— START Excerpted records —

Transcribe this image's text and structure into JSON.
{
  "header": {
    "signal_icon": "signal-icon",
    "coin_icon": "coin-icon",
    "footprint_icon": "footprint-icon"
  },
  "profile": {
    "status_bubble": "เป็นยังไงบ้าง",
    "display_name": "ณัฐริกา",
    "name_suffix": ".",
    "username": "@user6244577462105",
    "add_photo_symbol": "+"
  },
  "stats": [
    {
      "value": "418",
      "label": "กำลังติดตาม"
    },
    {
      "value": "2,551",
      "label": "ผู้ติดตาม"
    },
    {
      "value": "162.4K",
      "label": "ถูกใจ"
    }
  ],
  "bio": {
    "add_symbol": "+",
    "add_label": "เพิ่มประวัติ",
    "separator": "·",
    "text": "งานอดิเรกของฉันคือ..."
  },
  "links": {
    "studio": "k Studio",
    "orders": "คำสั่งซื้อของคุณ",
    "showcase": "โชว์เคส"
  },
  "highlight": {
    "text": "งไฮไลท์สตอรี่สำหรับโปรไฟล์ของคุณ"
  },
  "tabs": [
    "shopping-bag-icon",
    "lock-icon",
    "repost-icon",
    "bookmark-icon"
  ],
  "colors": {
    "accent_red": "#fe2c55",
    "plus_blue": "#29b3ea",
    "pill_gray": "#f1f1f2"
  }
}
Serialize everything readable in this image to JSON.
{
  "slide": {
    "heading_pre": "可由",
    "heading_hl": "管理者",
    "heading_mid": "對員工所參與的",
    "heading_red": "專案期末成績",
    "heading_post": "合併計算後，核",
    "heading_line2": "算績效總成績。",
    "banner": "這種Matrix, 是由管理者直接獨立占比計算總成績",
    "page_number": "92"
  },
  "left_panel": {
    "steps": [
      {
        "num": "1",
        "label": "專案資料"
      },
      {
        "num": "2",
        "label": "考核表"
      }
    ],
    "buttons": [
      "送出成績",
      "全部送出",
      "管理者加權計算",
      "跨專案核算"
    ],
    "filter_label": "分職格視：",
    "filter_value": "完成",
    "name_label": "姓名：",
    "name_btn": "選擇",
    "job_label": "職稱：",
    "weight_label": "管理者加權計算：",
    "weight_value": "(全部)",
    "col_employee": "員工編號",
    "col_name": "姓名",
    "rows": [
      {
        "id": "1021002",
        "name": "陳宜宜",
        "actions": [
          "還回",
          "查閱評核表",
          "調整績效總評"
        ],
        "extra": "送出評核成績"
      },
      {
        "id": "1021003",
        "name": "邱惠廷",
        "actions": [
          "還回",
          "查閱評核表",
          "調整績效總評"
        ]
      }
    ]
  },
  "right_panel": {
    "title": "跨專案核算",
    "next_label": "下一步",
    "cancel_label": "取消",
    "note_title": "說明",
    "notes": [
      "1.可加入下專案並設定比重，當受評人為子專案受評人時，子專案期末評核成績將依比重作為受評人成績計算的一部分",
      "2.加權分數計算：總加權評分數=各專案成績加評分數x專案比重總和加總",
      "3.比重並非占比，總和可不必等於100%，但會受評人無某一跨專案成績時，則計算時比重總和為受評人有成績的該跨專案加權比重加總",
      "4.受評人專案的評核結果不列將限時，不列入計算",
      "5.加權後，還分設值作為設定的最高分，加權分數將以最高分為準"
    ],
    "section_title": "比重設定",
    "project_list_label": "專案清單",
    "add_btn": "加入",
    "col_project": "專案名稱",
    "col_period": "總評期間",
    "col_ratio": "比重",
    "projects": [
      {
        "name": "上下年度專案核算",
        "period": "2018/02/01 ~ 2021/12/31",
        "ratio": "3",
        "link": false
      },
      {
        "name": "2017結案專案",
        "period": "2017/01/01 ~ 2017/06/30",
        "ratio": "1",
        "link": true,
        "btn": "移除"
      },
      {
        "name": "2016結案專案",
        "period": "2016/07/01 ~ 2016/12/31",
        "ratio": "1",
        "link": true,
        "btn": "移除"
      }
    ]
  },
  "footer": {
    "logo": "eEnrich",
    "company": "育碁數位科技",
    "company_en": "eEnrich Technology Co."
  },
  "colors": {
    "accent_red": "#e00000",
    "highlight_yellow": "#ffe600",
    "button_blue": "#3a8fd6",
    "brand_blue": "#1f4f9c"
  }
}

— END Excerpted records —

### Required work:
Write an exact transcription of every entry above.

### Answer to this exercise:
Transcribe this image's text and structure into JSON.
{
  "header": {
    "signal_icon": "signal-icon",
    "coin_icon": "coin-icon",
    "footprint_icon": "footprint-icon"
  },
  "profile": {
    "status_bubble": "เป็นยังไงบ้าง",
    "display_name": "ณัฐริกา",
    "name_suffix": ".",
    "username": "@user6244577462105",
    "add_photo_symbol": "+"
  },
  "stats": [
    {
      "value": "418",
      "label": "กำลังติดตาม"
    },
    {
      "value": "2,551",
      "label": "ผู้ติดตาม"
    },
    {
      "value": "162.4K",
      "label": "ถูกใจ"
    }
  ],
  "bio": {
    "add_symbol": "+",
    "add_label": "เพิ่มประวัติ",
    "separator": "·",
    "text": "งานอดิเรกของฉันคือ..."
  },
  "links": {
    "studio": "k Studio",
    "orders": "คำสั่งซื้อของคุณ",
    "showcase": "โชว์เคส"
  },
  "highlight": {
    "text": "งไฮไลท์สตอรี่สำหรับโปรไฟล์ของคุณ"
  },
  "tabs": [
    "shopping-bag-icon",
    "lock-icon",
    "repost-icon",
    "bookmark-icon"
  ],
  "colors": {
    "accent_red": "#fe2c55",
    "plus_blue": "#29b3ea",
    "pill_gray": "#f1f1f2"
  }
}
Serialize everything readable in this image to JSON.
{
  "slide": {
    "heading_pre": "可由",
    "heading_hl": "管理者",
    "heading_mid": "對員工所參與的",
    "heading_red": "專案期末成績",
    "heading_post": "合併計算後，核",
    "heading_line2": "算績效總成績。",
    "banner": "這種Matrix, 是由管理者直接獨立占比計算總成績",
    "page_number": "92"
  },
  "left_panel": {
    "steps": [
      {
        "num": "1",
        "label": "專案資料"
      },
      {
        "num": "2",
        "label": "考核表"
      }
    ],
    "buttons": [
      "送出成績",
      "全部送出",
      "管理者加權計算",
      "跨專案核算"
    ],
    "filter_label": "分職格視：",
    "filter_value": "完成",
    "name_label": "姓名：",
    "name_btn": "選擇",
    "job_label": "職稱：",
    "weight_label": "管理者加權計算：",
    "weight_value": "(全部)",
    "col_employee": "員工編號",
    "col_name": "姓名",
    "rows": [
      {
        "id": "1021002",
        "name": "陳宜宜",
        "actions": [
          "還回",
          "查閱評核表",
          "調整績效總評"
        ],
        "extra": "送出評核成績"
      },
      {
        "id": "1021003",
        "name": "邱惠廷",
        "actions": [
          "還回",
          "查閱評核表",
          "調整績效總評"
        ]
      }
    ]
  },
  "right_panel": {
    "title": "跨專案核算",
    "next_label": "下一步",
    "cancel_label": "取消",
    "note_title": "說明",
    "notes": [
      "1.可加入下專案並設定比重，當受評人為子專案受評人時，子專案期末評核成績將依比重作為受評人成績計算的一部分",
      "2.加權分數計算：總加權評分數=各專案成績加評分數x專案比重總和加總",
      "3.比重並非占比，總和可不必等於100%，但會受評人無某一跨專案成績時，則計算時比重總和為受評人有成績的該跨專案加權比重加總",
      "4.受評人專案的評核結果不列將限時，不列入計算",
      "5.加權後，還分設值作為設定的最高分，加權分數將以最高分為準"
    ],
    "section_title": "比重設定",
    "project_list_label": "專案清單",
    "add_btn": "加入",
    "col_project": "專案名稱",
    "col_period": "總評期間",
    "col_ratio": "比重",
    "projects": [
      {
        "name": "上下年度專案核算",
        "period": "2018/02/01 ~ 2021/12/31",
        "ratio": "3",
        "link": false
      },
      {
        "name": "2017結案專案",
        "period": "2017/01/01 ~ 2017/06/30",
        "ratio": "1",
        "link": true,
        "btn": "移除"
      },
      {
        "name": "2016結案專案",
        "period": "2016/07/01 ~ 2016/12/31",
        "ratio": "1",
        "link": true,
        "btn": "移除"
      }
    ]
  },
  "footer": {
    "logo": "eEnrich",
    "company": "育碁數位科技",
    "company_en": "eEnrich Technology Co."
  },
  "colors": {
    "accent_red": "#e00000",
    "highlight_yellow": "#ffe600",
    "button_blue": "#3a8fd6",
    "brand_blue": "#1f4f9c"
  }
}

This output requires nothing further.